Problem:
The records that follow need to be output exactly as they are.

(Data entries)
+++

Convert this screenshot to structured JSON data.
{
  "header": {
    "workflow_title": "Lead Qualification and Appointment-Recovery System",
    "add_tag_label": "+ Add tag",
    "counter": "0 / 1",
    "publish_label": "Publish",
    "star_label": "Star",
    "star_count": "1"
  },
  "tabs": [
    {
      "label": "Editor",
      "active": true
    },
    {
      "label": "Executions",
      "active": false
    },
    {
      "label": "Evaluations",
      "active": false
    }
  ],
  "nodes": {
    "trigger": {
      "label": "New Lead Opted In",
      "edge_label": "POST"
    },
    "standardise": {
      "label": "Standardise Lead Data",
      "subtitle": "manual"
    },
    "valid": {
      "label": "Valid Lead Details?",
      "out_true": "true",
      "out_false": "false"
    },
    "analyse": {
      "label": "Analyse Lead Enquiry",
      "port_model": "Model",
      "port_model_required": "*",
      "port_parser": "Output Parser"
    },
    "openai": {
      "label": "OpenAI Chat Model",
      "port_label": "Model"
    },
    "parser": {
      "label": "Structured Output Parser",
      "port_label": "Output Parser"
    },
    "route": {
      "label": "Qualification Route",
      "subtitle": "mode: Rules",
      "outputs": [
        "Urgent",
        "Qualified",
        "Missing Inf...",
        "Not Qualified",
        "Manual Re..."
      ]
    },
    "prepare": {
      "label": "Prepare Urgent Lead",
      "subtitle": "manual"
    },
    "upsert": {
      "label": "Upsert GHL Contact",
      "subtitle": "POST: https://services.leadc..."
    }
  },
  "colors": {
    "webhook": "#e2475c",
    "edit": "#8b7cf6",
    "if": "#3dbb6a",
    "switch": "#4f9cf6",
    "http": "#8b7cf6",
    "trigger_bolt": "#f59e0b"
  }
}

+++

Exercise output:
Convert this screenshot to structured JSON data.
{
  "header": {
    "workflow_title": "Lead Qualification and Appointment-Recovery System",
    "add_tag_label": "+ Add tag",
    "counter": "0 / 1",
    "publish_label": "Publish",
    "star_label": "Star",
    "star_count": "1"
  },
  "tabs": [
    {
      "label": "Editor",
      "active": true
    },
    {
      "label": "Executions",
      "active": false
    },
    {
      "label": "Evaluations",
      "active": false
    }
  ],
  "nodes": {
    "trigger": {
      "label": "New Lead Opted In",
      "edge_label": "POST"
    },
    "standardise": {
      "label": "Standardise Lead Data",
      "subtitle": "manual"
    },
    "valid": {
      "label": "Valid Lead Details?",
      "out_true": "true",
      "out_false": "false"
    },
    "analyse": {
      "label": "Analyse Lead Enquiry",
      "port_model": "Model",
      "port_model_required": "*",
      "port_parser": "Output Parser"
    },
    "openai": {
      "label": "OpenAI Chat Model",
      "port_label": "Model"
    },
    "parser": {
      "label": "Structured Output Parser",
      "port_label": "Output Parser"
    },
    "route": {
      "label": "Qualification Route",
      "subtitle": "mode: Rules",
      "outputs": [
        "Urgent",
        "Qualified",
        "Missing Inf...",
        "Not Qualified",
        "Manual Re..."
      ]
    },
    "prepare": {
      "label": "Prepare Urgent Lead",
      "subtitle": "manual"
    },
    "upsert": {
      "label": "Upsert GHL Contact",
      "subtitle": "POST: https://services.leadc..."
    }
  },
  "colors": {
    "webhook": "#e2475c",
    "edit": "#8b7cf6",
    "if": "#3dbb6a",
    "switch": "#4f9cf6",
    "http": "#8b7cf6",
    "trigger_bolt": "#f59e0b"
  }
}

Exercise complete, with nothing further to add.